● **Written request**
Collect each line containing "triangle".

● **Input records**
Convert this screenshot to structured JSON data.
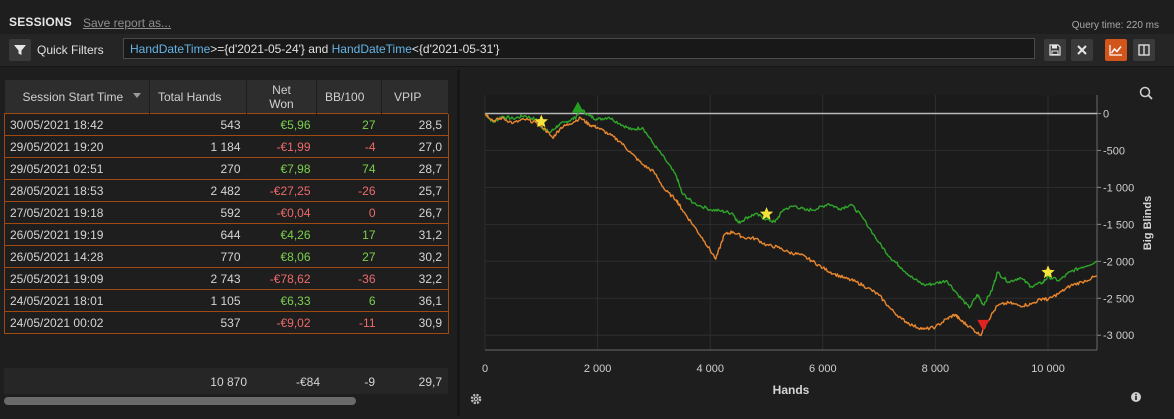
{
  "header": {
    "title": "SESSIONS",
    "save_link": "Save report as...",
    "query_time": "Query time: 220 ms"
  },
  "filter": {
    "label": "Quick Filters",
    "query_parts": [
      "HandDateTime",
      ">={d'2021-05-24'} and ",
      "HandDateTime",
      "<{d'2021-05-31'}"
    ]
  },
  "table": {
    "columns": [
      "Session Start Time",
      "Total Hands",
      "Net\nWon",
      "BB/100",
      "VPIP"
    ],
    "rows": [
      {
        "start": "30/05/2021 18:42",
        "hands": "543",
        "net": "€5,96",
        "bb": "27",
        "vpip": "28,5",
        "sign": "pos"
      },
      {
        "start": "29/05/2021 19:20",
        "hands": "1 184",
        "net": "-€1,99",
        "bb": "-4",
        "vpip": "27,0",
        "sign": "neg"
      },
      {
        "start": "29/05/2021 02:51",
        "hands": "270",
        "net": "€7,98",
        "bb": "74",
        "vpip": "28,7",
        "sign": "pos"
      },
      {
        "start": "28/05/2021 18:53",
        "hands": "2 482",
        "net": "-€27,25",
        "bb": "-26",
        "vpip": "25,7",
        "sign": "neg"
      },
      {
        "start": "27/05/2021 19:18",
        "hands": "592",
        "net": "-€0,04",
        "bb": "0",
        "vpip": "26,7",
        "sign": "neg"
      },
      {
        "start": "26/05/2021 19:19",
        "hands": "644",
        "net": "€4,26",
        "bb": "17",
        "vpip": "31,2",
        "sign": "pos"
      },
      {
        "start": "26/05/2021 14:28",
        "hands": "770",
        "net": "€8,06",
        "bb": "27",
        "vpip": "30,2",
        "sign": "pos"
      },
      {
        "start": "25/05/2021 19:09",
        "hands": "2 743",
        "net": "-€78,62",
        "bb": "-36",
        "vpip": "32,2",
        "sign": "neg"
      },
      {
        "start": "24/05/2021 18:01",
        "hands": "1 105",
        "net": "€6,33",
        "bb": "6",
        "vpip": "36,1",
        "sign": "pos"
      },
      {
        "start": "24/05/2021 00:02",
        "hands": "537",
        "net": "-€9,02",
        "bb": "-11",
        "vpip": "30,9",
        "sign": "neg"
      }
    ],
    "totals": {
      "hands": "10 870",
      "net": "-€84",
      "bb": "-9",
      "vpip": "29,7"
    }
  },
  "colors": {
    "accent": "#d2561c",
    "positive": "#7bd04c",
    "negative": "#ee6a6a",
    "row_border": "#a04a12",
    "green_series": "#2fa52a",
    "orange_series": "#e8862e"
  },
  "icons": {
    "filter": "funnel-icon",
    "save": "floppy-icon",
    "clear": "close-icon",
    "graph_toggle": "line-chart-icon",
    "split": "panel-split-icon",
    "zoom": "magnifier-icon",
    "settings": "gear-icon",
    "info": "info-icon"
  },
  "chart_data": {
    "type": "line",
    "xlabel": "Hands",
    "ylabel": "Big Blinds",
    "xlim": [
      0,
      10870
    ],
    "ylim": [
      -3200,
      250
    ],
    "x_ticks": [
      0,
      2000,
      4000,
      6000,
      8000,
      10000
    ],
    "x_tick_labels": [
      "0",
      "2 000",
      "4 000",
      "6 000",
      "8 000",
      "10 000"
    ],
    "y_ticks": [
      0,
      -500,
      -1000,
      -1500,
      -2000,
      -2500,
      -3000
    ],
    "y_tick_labels": [
      "0",
      "-500",
      "-1 000",
      "-1 500",
      "-2 000",
      "-2 500",
      "-3 000"
    ],
    "series": [
      {
        "color": "#2fa52a",
        "points": [
          [
            0,
            0
          ],
          [
            150,
            -120
          ],
          [
            300,
            -40
          ],
          [
            500,
            -70
          ],
          [
            700,
            -30
          ],
          [
            900,
            -80
          ],
          [
            1000,
            -180
          ],
          [
            1150,
            -260
          ],
          [
            1300,
            -160
          ],
          [
            1450,
            -110
          ],
          [
            1600,
            -60
          ],
          [
            1700,
            60
          ],
          [
            1850,
            -30
          ],
          [
            2000,
            -80
          ],
          [
            2200,
            -50
          ],
          [
            2400,
            -140
          ],
          [
            2600,
            -220
          ],
          [
            2800,
            -190
          ],
          [
            3000,
            -420
          ],
          [
            3200,
            -620
          ],
          [
            3400,
            -850
          ],
          [
            3500,
            -1080
          ],
          [
            3700,
            -1210
          ],
          [
            4000,
            -1300
          ],
          [
            4200,
            -1320
          ],
          [
            4400,
            -1350
          ],
          [
            4500,
            -1480
          ],
          [
            4650,
            -1410
          ],
          [
            4800,
            -1360
          ],
          [
            5000,
            -1430
          ],
          [
            5150,
            -1470
          ],
          [
            5300,
            -1300
          ],
          [
            5500,
            -1250
          ],
          [
            5700,
            -1310
          ],
          [
            5900,
            -1290
          ],
          [
            6100,
            -1220
          ],
          [
            6300,
            -1290
          ],
          [
            6500,
            -1230
          ],
          [
            6700,
            -1400
          ],
          [
            7000,
            -1750
          ],
          [
            7200,
            -1950
          ],
          [
            7400,
            -2090
          ],
          [
            7600,
            -2230
          ],
          [
            7800,
            -2320
          ],
          [
            8000,
            -2300
          ],
          [
            8200,
            -2260
          ],
          [
            8400,
            -2450
          ],
          [
            8600,
            -2630
          ],
          [
            8750,
            -2450
          ],
          [
            8850,
            -2590
          ],
          [
            9000,
            -2400
          ],
          [
            9100,
            -2150
          ],
          [
            9300,
            -2280
          ],
          [
            9500,
            -2220
          ],
          [
            9700,
            -2340
          ],
          [
            9900,
            -2290
          ],
          [
            10000,
            -2210
          ],
          [
            10200,
            -2260
          ],
          [
            10400,
            -2140
          ],
          [
            10600,
            -2080
          ],
          [
            10870,
            -2000
          ]
        ]
      },
      {
        "color": "#e8862e",
        "points": [
          [
            0,
            0
          ],
          [
            150,
            -100
          ],
          [
            300,
            -60
          ],
          [
            500,
            -130
          ],
          [
            700,
            -80
          ],
          [
            900,
            -120
          ],
          [
            1050,
            -200
          ],
          [
            1200,
            -330
          ],
          [
            1350,
            -190
          ],
          [
            1500,
            -140
          ],
          [
            1700,
            -60
          ],
          [
            1850,
            -150
          ],
          [
            2000,
            -190
          ],
          [
            2200,
            -280
          ],
          [
            2400,
            -380
          ],
          [
            2600,
            -540
          ],
          [
            2800,
            -690
          ],
          [
            3000,
            -790
          ],
          [
            3200,
            -1040
          ],
          [
            3400,
            -1170
          ],
          [
            3500,
            -1300
          ],
          [
            3700,
            -1510
          ],
          [
            3900,
            -1730
          ],
          [
            4100,
            -1970
          ],
          [
            4250,
            -1640
          ],
          [
            4400,
            -1600
          ],
          [
            4600,
            -1680
          ],
          [
            4800,
            -1690
          ],
          [
            5000,
            -1780
          ],
          [
            5200,
            -1810
          ],
          [
            5400,
            -1880
          ],
          [
            5600,
            -1910
          ],
          [
            5800,
            -1990
          ],
          [
            6000,
            -2090
          ],
          [
            6200,
            -2170
          ],
          [
            6400,
            -2230
          ],
          [
            6600,
            -2280
          ],
          [
            6800,
            -2360
          ],
          [
            7000,
            -2460
          ],
          [
            7200,
            -2640
          ],
          [
            7400,
            -2780
          ],
          [
            7600,
            -2870
          ],
          [
            7800,
            -2920
          ],
          [
            8000,
            -2890
          ],
          [
            8200,
            -2780
          ],
          [
            8350,
            -2720
          ],
          [
            8450,
            -2800
          ],
          [
            8600,
            -2880
          ],
          [
            8800,
            -3000
          ],
          [
            8900,
            -2840
          ],
          [
            9100,
            -2600
          ],
          [
            9300,
            -2560
          ],
          [
            9500,
            -2600
          ],
          [
            9700,
            -2580
          ],
          [
            9900,
            -2500
          ],
          [
            10000,
            -2520
          ],
          [
            10200,
            -2430
          ],
          [
            10400,
            -2330
          ],
          [
            10600,
            -2280
          ],
          [
            10870,
            -2200
          ]
        ]
      }
    ],
    "markers": [
      {
        "type": "star",
        "x": 1000,
        "y": -110,
        "color": "#f5e53a"
      },
      {
        "type": "star",
        "x": 5000,
        "y": -1360,
        "color": "#f5e53a"
      },
      {
        "type": "star",
        "x": 10000,
        "y": -2150,
        "color": "#f5e53a"
      },
      {
        "type": "triangle-up",
        "x": 1650,
        "y": 80,
        "color": "#23a022"
      },
      {
        "type": "triangle-down",
        "x": 8850,
        "y": -2860,
        "color": "#e02222"
      }
    ],
    "zero_line": true,
    "grid": true
  }
}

● **Complete answer**
        "type": "triangle-up",
        "type": "triangle-down",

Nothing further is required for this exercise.